Your task:
Report the count of lines where the string "style" appears, and nothing else.

-------- Supplied material

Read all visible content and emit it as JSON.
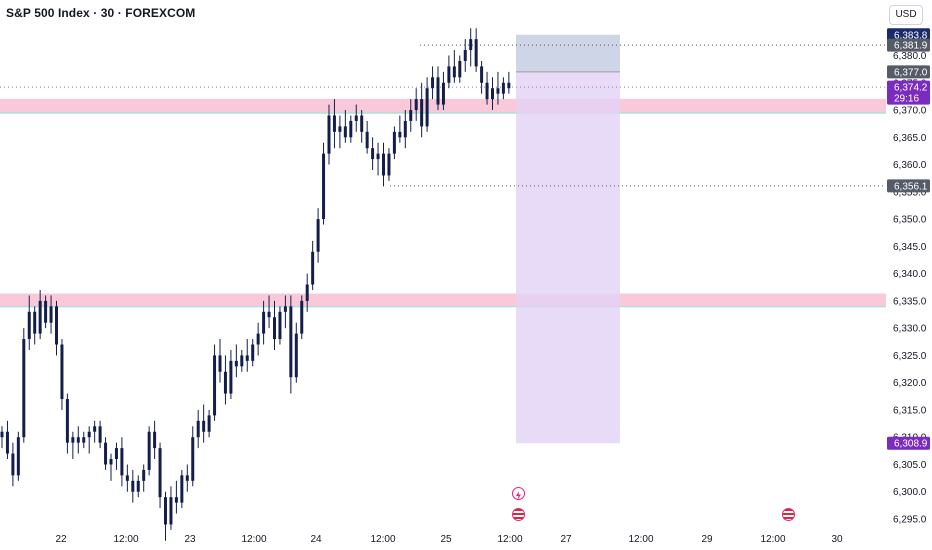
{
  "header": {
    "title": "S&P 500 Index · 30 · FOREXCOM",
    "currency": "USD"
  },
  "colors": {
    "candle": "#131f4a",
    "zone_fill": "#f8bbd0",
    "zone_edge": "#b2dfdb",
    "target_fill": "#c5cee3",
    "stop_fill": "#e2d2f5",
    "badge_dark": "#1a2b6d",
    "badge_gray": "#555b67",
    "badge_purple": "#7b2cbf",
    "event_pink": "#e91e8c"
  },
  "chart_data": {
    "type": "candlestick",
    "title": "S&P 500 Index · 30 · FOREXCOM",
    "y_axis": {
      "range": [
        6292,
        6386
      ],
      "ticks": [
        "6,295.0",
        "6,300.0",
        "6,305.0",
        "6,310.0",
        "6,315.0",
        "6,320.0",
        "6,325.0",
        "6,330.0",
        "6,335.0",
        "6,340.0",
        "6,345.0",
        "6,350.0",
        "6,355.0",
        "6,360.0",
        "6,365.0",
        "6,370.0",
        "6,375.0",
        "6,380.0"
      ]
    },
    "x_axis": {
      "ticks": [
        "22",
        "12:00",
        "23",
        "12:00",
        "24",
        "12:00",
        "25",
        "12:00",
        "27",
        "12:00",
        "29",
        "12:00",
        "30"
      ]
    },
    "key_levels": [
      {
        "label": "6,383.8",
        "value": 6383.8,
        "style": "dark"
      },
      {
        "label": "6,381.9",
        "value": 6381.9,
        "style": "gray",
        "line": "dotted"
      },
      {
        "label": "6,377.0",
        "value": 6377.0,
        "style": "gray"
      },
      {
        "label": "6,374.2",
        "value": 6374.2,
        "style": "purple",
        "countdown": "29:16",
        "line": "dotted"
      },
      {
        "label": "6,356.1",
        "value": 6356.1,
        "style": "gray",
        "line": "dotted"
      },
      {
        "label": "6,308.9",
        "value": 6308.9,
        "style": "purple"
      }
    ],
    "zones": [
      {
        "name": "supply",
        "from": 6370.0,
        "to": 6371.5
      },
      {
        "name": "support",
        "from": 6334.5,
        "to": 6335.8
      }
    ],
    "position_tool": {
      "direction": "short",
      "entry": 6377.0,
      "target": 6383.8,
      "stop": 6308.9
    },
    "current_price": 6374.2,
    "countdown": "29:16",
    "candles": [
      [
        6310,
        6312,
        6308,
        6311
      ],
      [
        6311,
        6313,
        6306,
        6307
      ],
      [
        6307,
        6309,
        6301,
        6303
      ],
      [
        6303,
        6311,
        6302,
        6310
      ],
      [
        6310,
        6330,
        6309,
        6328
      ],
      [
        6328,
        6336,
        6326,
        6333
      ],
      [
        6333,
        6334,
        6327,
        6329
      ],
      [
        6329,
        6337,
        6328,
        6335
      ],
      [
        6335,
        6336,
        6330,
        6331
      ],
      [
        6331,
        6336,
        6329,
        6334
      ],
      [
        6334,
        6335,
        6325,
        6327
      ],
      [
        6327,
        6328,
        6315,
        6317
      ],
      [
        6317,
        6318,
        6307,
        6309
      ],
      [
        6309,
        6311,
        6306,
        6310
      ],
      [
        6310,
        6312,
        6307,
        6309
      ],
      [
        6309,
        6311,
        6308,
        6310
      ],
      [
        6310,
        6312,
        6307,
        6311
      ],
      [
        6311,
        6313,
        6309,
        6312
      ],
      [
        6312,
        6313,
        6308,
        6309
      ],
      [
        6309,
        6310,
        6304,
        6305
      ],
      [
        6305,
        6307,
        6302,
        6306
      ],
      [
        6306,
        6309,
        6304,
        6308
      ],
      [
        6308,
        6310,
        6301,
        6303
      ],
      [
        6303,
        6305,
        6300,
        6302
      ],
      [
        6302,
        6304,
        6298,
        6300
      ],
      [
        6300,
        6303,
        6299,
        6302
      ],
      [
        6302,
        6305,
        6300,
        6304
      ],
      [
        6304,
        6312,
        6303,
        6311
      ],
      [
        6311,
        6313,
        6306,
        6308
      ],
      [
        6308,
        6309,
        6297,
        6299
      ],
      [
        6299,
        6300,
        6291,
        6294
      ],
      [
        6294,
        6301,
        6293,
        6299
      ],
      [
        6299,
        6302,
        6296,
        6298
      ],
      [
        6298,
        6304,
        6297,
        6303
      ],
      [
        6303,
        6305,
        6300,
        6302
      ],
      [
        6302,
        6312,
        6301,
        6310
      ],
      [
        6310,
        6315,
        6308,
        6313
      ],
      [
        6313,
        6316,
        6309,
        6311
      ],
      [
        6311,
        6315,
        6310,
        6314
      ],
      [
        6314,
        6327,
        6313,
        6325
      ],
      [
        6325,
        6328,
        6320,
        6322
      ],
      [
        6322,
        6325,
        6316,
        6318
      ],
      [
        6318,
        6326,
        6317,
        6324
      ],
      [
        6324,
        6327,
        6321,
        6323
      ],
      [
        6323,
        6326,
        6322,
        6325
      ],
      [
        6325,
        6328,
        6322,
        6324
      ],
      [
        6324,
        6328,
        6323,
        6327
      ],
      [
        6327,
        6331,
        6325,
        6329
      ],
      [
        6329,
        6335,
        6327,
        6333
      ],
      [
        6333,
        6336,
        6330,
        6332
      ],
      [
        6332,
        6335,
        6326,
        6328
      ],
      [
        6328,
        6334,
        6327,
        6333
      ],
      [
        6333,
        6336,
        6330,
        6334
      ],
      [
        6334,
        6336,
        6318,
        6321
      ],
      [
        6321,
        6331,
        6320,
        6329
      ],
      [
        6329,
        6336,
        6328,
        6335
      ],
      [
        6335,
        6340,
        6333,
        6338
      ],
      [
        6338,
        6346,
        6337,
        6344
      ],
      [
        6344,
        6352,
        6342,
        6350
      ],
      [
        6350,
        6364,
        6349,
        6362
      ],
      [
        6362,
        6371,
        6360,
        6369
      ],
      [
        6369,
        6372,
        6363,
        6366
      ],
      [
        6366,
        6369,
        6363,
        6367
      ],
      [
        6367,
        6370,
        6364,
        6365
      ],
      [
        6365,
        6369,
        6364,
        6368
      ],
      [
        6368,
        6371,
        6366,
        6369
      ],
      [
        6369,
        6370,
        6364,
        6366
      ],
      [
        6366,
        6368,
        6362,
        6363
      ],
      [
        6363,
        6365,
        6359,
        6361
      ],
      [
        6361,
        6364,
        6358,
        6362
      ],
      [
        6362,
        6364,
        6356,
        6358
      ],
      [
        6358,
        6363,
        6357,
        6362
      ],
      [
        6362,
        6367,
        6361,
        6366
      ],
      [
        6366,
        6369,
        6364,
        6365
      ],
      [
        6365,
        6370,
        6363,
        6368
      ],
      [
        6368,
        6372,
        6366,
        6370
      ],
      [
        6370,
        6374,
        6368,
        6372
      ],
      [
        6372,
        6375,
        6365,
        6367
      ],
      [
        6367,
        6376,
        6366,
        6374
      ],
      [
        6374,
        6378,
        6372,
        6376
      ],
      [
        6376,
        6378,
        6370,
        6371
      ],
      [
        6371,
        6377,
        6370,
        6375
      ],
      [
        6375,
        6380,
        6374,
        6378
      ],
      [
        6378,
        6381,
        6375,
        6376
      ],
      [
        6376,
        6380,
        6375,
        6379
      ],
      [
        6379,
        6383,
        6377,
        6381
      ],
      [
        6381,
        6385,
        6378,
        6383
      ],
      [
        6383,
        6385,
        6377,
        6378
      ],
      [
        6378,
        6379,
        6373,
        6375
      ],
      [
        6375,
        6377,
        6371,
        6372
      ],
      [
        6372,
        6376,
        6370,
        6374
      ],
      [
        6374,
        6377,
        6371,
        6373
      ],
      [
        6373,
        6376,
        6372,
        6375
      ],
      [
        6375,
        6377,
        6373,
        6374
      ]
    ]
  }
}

----------------

Result:
6